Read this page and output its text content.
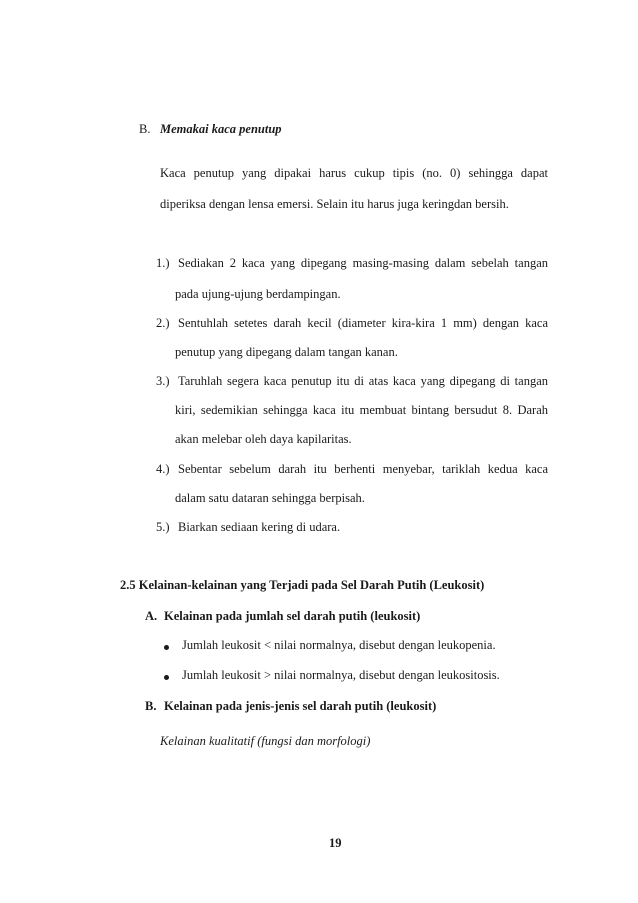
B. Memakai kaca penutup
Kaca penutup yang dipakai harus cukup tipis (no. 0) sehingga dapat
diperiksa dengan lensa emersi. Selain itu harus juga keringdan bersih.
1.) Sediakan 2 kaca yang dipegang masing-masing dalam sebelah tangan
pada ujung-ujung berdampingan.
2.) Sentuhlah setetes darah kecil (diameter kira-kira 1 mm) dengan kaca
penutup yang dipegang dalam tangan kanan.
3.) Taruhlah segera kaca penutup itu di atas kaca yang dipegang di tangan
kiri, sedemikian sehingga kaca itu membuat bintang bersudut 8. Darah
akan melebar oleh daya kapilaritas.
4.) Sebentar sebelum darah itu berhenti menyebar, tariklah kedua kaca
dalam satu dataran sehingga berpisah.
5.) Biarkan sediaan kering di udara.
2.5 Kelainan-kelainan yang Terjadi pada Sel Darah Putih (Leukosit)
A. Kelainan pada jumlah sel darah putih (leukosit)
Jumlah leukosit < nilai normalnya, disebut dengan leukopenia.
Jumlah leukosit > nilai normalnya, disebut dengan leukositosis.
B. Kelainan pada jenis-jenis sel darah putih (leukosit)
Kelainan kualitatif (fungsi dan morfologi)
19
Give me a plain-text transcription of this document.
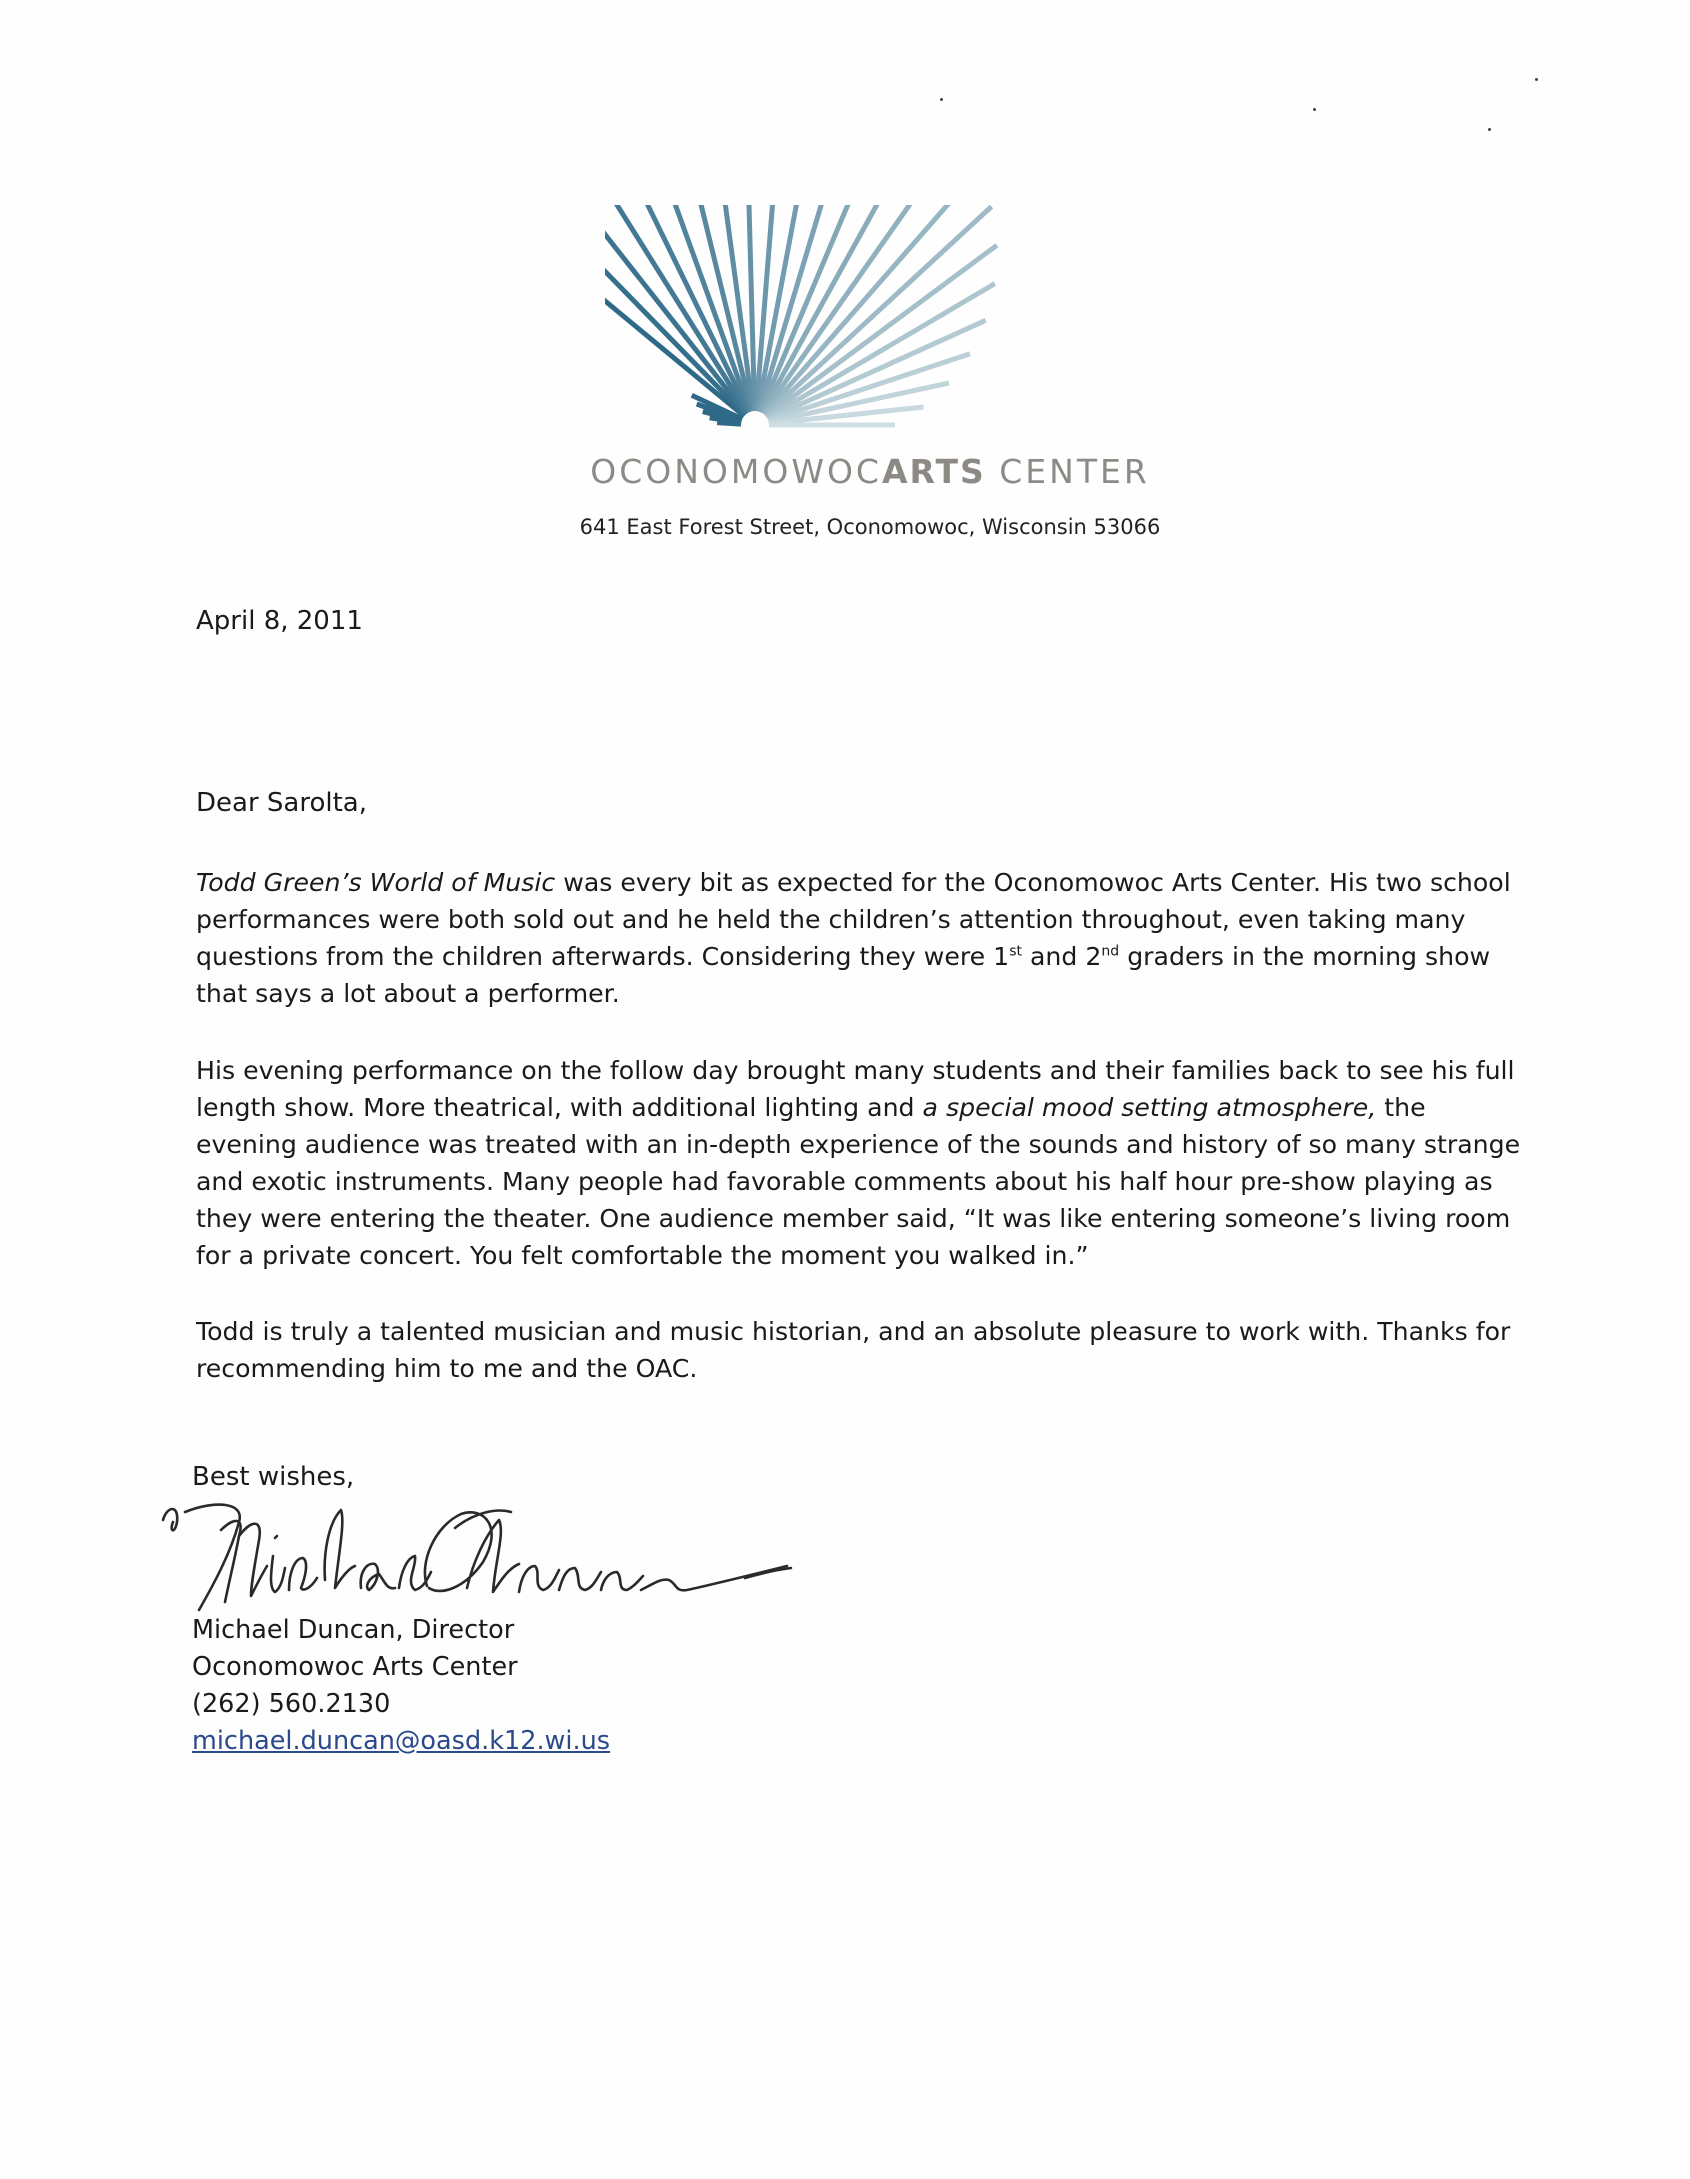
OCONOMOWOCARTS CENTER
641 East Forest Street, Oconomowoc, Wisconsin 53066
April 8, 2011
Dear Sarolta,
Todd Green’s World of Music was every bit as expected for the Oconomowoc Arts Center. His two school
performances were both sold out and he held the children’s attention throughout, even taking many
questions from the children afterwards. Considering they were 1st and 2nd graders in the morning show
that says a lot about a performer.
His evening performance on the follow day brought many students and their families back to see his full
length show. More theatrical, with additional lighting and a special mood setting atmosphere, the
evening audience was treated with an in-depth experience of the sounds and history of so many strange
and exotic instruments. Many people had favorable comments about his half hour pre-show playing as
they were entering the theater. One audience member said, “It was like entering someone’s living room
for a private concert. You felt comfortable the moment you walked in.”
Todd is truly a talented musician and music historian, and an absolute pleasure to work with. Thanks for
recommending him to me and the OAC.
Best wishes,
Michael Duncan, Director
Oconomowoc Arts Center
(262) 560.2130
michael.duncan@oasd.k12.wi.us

GIVEN TASK =
Extract each line holding the word "show" from the records.

WRITTEN SOLUTION =
questions from the children afterwards. Considering they were 1st and 2nd graders in the morning show
length show. More theatrical, with additional lighting and a special mood setting atmosphere, the
and exotic instruments. Many people had favorable comments about his half hour pre-show playing as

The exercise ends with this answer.